CHALLENGE:
Copy out every line that contains "time".

[Dataset excerpt]

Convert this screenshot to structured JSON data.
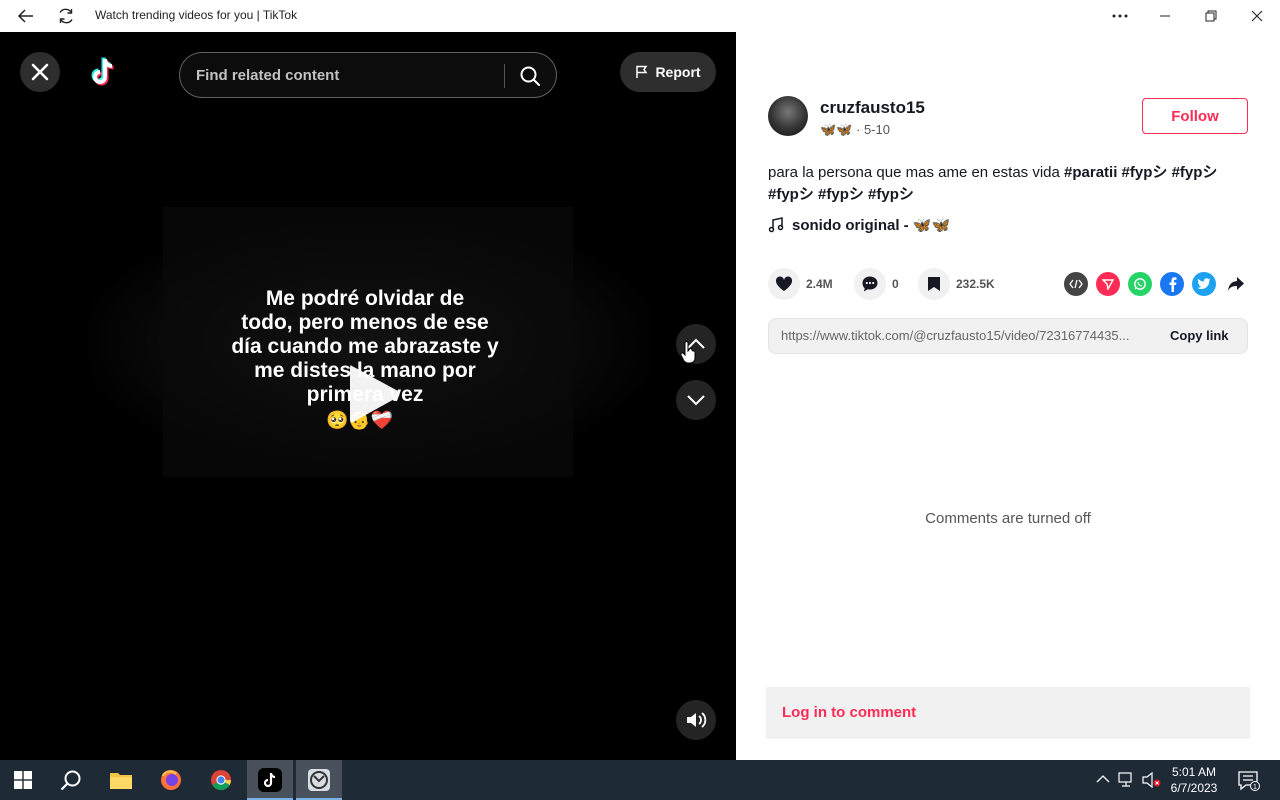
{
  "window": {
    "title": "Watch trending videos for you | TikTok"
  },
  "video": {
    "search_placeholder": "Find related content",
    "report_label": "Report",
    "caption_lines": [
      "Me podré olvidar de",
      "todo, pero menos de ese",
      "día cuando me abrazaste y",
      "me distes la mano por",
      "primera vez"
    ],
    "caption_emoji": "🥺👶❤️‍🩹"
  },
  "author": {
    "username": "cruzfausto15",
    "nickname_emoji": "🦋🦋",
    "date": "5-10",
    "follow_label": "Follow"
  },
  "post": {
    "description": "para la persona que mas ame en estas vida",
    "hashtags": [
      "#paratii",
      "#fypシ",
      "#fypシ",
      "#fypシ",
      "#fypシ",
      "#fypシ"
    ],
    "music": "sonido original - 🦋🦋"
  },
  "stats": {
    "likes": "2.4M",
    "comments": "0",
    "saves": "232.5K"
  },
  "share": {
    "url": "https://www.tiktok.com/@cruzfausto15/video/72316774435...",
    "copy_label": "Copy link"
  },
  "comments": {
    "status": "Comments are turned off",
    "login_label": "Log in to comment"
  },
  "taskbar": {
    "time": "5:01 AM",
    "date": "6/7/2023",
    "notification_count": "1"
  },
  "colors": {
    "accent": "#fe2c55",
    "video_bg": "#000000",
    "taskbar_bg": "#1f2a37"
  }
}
==
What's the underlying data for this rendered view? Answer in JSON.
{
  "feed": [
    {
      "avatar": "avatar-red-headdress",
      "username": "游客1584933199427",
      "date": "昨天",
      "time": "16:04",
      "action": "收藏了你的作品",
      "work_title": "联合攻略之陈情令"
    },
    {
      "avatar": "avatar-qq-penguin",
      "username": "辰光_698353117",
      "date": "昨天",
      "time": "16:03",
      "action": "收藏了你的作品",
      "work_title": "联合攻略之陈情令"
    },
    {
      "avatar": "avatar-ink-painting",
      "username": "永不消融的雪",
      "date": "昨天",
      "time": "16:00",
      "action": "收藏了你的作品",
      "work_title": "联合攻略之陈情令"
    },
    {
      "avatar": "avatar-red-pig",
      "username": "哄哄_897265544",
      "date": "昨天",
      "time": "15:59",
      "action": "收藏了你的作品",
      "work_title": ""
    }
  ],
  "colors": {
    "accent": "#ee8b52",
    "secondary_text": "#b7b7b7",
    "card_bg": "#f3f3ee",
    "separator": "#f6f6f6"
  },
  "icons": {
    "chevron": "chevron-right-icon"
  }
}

OUTPUT:
    "time": "5:01 AM",
      "time": "16:04",
      "time": "16:03",
      "time": "16:00",
      "time": "15:59",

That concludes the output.